__WHAT IS EXPECTED__:
Look through the data below. Pick out the lines holding the string "young".

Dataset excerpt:
________________

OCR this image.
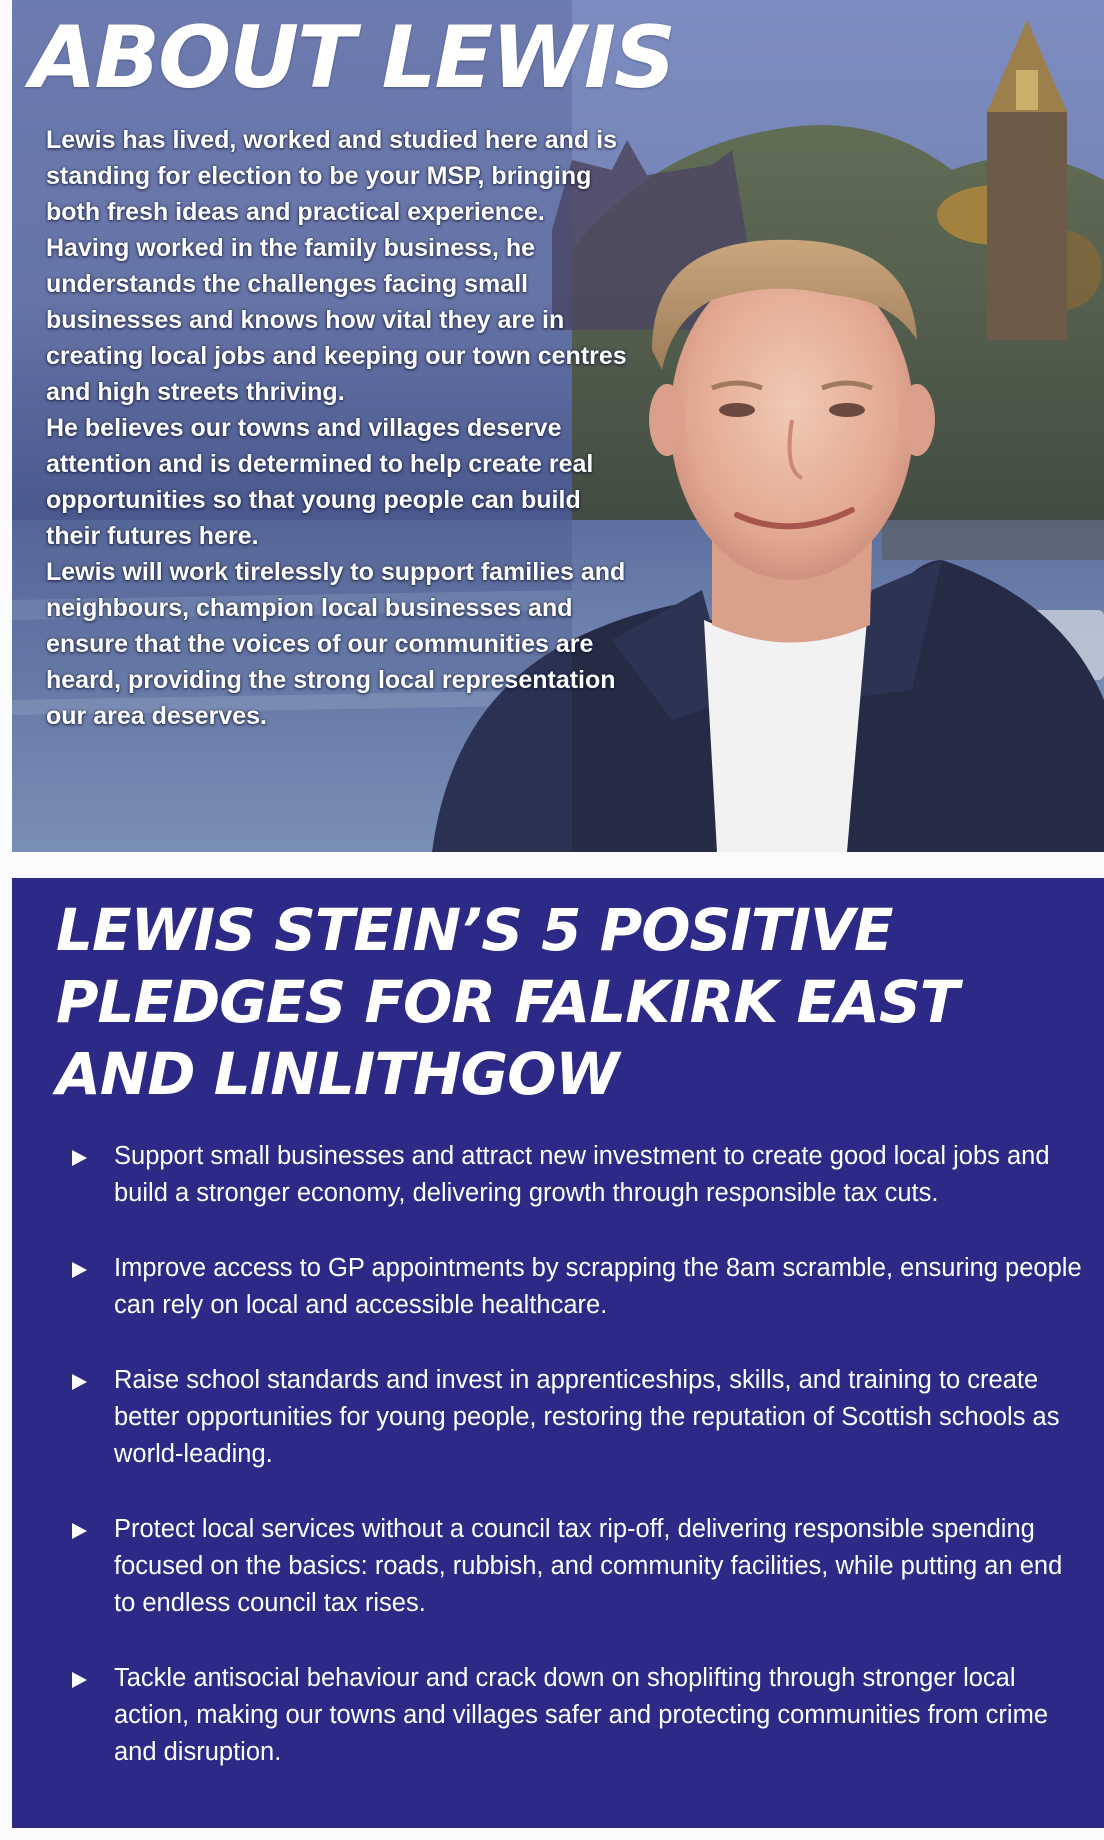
ABOUT LEWIS

Lewis has lived, worked and studied here and is standing for election to be your MSP, bringing both fresh ideas and practical experience.

Having worked in the family business, he understands the challenges facing small businesses and knows how vital they are in creating local jobs and keeping our town centres and high streets thriving.

He believes our towns and villages deserve attention and is determined to help create real opportunities so that young people can build their futures here.

Lewis will work tirelessly to support families and neighbours, champion local businesses and ensure that the voices of our communities are heard, providing the strong local representation our area deserves.

LEWIS STEIN’S 5 POSITIVE PLEDGES FOR FALKIRK EAST AND LINLITHGOW
Support small businesses and attract new investment to create good local jobs and build a stronger economy, delivering growth through responsible tax cuts.
Improve access to GP appointments by scrapping the 8am scramble, ensuring people can rely on local and accessible healthcare.
Raise school standards and invest in apprenticeships, skills, and training to create better opportunities for young people, restoring the reputation of Scottish schools as world-leading.
Protect local services without a council tax rip-off, delivering responsible spending focused on the basics: roads, rubbish, and community facilities, while putting an end to endless council tax rises.
Tackle antisocial behaviour and crack down on shoplifting through stronger local action, making our towns and villages safer and protecting communities from crime and disruption.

________________

__REPLY TO THE EXERCISE__:
He believes our towns and villages deserve attention and is determined to help create real opportunities so that young people can build their futures here.
Raise school standards and invest in apprenticeships, skills, and training to create better opportunities for young people, restoring the reputation of Scottish schools as world-leading.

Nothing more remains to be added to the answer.